**SUPPLIED PASSAGE:**
Picture from today’s run in Central Park

That is exactly what happened this time.  No jumping or dodging of tourist.  I hit the trails and headed straight toward the reservoir.  I ran at a full clip for four straight miles.  The sun was beating down on me draining every ounce of energy I had.  I knew very quickly that I had lived up to my mornings commitment to myself.  I was functioning. Albeit the sun started to wear me down toward the end.  I always approach running as if it is a race to the death.  I push myself as fast as I can go for as far as I can go… Something I know people like my mother would suggest I be a little smarter about.  I was always told growing up, “you don’t have to be the fastest, you don’t have to run the farthest, you just have to run forward.”

For the first time in at least a month, I felt alive.  From there the rest of my day was sunshine.  So much so that I decided to pay tribute and honor to this new approach to dealing with this stress, this stress and anxiety that I know won’t be going anywhere anytime soon, and go shopping.  I got myself some sassy yellow pants.

Yellow pants like sunshine from H&M

They made my day.  I feel like they are helping me to take a fresh look at life.  I have said for weeks I wanted to change myself.  Now I am.  I even went out for a drink with a friend.  I left the apartment.  It’s a step.

I don’t expect anything to be perfect or any of my problems to wash away or be pushed under the rug, but I do expect myself to do more than sit on the couch 24 hours a day 7 days a week (okay, I don’t expect myself to sit on the couch when I am not at work).

Tomorrow is a new day yet again. I will take everyday one day at a time.  My problems will still be here but I will work on them everyday.  I will learn from them everyday.  I will address them everyday. I will apologize for them everyday.  I know I am not perfect and never will be, but I can be happy again.  It’s funny when I think about it, but I can kind of apply the running mantra spoken about earlier to life, “I don’t have to be the fastest (or the best), I don’t have to go the farthest (I won’t be able to change over night), I just have to move forward.”

Running along the Hudson River

Running along the Hudson River

Hudson River running and bike path around 110th Street

Today’s run was less about adventure and more about relaxation and burning out the stress of life.  I decided to run the lower path of Riverside Park running north from my apartment on the section that stretches out right against the water.  The sun was shinning and glaring down on me pounding my shoulders as I ran along in the 79 degree temperature.

I decided to pick a song that could help motivate me to charge along so I picked Dog Days Are Over by Florence & the Machine.  I’ve let my running lax over the past month and this weekend I have run two days back to back, so really the running dark days are over for me.  At least they are if I keep up this running throughout the next week.

To access this path it is best to enter the park right at 97th Street (or 95th).  If you are not in the area you can take the 1, 2, or 3 train to the 96th Street stop and walk west until you hit the river.  From there just walk north.

After about 2 miles you will get to a great place to rest.  The West Harlem Piers.  If you are walking with friends this is a great place for a picnic.

West Harlem Piers (not the best shot, but I was running)

Once I passed the West Harlem Piers I decided to run a bit farther to explore a new area.  I took a sharp turn to find myself under the West Side Highway.  The contrast between running along the Hudson River to running surrounded by metal and concrete was the exact reason I love New York.  The city has everything to offer, every scene you could want and around every corner is a new experience.

Under the Westside Highway

The only frustrating part of the run was the bikers.  I don’t get bikers in New York City.  They expect cars to share the road with them but a majority of them refuse to share it with pedestrians or runners.  This path has a clearly labeled green line with one side clearly labeled with pictures and text saying bikes to one side and pedestrians only on the other. 

If you run on the bike side of the path you will get screamed at by 3 out of every 5 bikers that pass.  But bikers will ride in the path clearly marked pedestrians only without a second thought.  If you can’t tell I can’t stand bikers.

**WORK TO COMPLETE:**
**A.** Rewrite the running post between "For the first" and "sassy yellow pants.", inclusive, swapping "sassy" for "bright".
**B.** According to the running post, which song did the writer pick for motivation on the Riverside Park run?

(Data excerpts)
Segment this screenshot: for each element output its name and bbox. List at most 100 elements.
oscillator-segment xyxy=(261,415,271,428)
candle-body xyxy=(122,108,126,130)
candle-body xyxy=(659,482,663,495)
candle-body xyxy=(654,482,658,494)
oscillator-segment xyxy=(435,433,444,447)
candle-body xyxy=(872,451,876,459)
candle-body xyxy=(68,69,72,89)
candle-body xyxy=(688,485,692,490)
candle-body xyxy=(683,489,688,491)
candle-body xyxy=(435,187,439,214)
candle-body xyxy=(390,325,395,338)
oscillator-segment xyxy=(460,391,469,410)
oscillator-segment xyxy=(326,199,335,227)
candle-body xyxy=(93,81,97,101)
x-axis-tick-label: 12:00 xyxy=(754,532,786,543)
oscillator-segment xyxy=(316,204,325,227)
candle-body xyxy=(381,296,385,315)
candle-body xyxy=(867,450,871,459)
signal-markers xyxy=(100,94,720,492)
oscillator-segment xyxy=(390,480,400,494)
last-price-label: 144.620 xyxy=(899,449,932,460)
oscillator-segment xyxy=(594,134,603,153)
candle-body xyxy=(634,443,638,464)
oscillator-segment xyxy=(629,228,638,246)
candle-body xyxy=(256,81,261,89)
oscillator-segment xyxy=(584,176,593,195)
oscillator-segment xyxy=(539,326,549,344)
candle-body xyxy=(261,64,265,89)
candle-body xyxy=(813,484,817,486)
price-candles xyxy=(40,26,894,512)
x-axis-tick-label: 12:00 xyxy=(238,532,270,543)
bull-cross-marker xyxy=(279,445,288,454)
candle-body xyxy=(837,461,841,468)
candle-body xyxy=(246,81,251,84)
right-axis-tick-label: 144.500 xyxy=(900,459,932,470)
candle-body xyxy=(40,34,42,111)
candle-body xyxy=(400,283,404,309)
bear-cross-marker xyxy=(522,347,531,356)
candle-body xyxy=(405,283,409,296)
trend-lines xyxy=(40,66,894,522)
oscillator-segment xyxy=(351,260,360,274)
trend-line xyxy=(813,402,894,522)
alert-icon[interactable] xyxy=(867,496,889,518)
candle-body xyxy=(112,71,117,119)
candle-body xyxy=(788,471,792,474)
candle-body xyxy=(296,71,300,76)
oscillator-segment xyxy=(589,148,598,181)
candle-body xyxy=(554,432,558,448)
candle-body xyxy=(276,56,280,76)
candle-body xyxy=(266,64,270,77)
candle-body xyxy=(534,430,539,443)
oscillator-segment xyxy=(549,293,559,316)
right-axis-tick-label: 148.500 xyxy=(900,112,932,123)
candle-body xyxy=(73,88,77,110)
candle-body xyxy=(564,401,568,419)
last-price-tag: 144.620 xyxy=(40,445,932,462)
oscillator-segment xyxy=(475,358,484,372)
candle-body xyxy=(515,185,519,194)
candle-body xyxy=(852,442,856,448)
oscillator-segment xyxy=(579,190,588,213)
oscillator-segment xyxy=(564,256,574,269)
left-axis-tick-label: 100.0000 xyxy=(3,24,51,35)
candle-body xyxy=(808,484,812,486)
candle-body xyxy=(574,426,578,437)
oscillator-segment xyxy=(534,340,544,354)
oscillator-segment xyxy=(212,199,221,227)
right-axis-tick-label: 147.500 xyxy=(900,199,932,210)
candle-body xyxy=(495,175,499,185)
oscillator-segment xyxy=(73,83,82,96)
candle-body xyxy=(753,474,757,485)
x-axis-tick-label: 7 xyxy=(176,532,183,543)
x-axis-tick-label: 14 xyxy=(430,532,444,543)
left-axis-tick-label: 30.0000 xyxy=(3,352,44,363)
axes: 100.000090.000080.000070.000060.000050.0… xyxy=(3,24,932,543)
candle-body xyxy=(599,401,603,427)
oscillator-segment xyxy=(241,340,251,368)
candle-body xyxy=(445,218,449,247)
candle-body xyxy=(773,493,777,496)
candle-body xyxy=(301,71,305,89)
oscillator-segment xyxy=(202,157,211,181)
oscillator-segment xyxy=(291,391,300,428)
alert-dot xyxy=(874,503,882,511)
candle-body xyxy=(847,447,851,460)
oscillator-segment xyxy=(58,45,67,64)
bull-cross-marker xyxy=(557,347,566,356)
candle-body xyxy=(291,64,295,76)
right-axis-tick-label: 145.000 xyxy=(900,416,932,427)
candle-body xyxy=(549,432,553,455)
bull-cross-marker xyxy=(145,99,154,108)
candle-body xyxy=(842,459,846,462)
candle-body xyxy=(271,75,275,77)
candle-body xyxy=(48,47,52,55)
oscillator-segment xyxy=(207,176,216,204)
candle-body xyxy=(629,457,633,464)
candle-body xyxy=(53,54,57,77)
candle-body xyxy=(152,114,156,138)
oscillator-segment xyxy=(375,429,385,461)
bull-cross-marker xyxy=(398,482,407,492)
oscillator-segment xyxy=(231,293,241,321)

**EXPECTED OUTPUTS:**
**A.**
For the first time in at least a month, I felt alive.  From there the rest of my day was sunshine.  So much so that I decided to pay tribute and honor to this new approach to dealing with this stress, this stress and anxiety that I know won’t be going anywhere anytime soon, and go shopping.  I got myself some bright yellow pants.

**B.** Dog Days Are Over by Florence & the Machine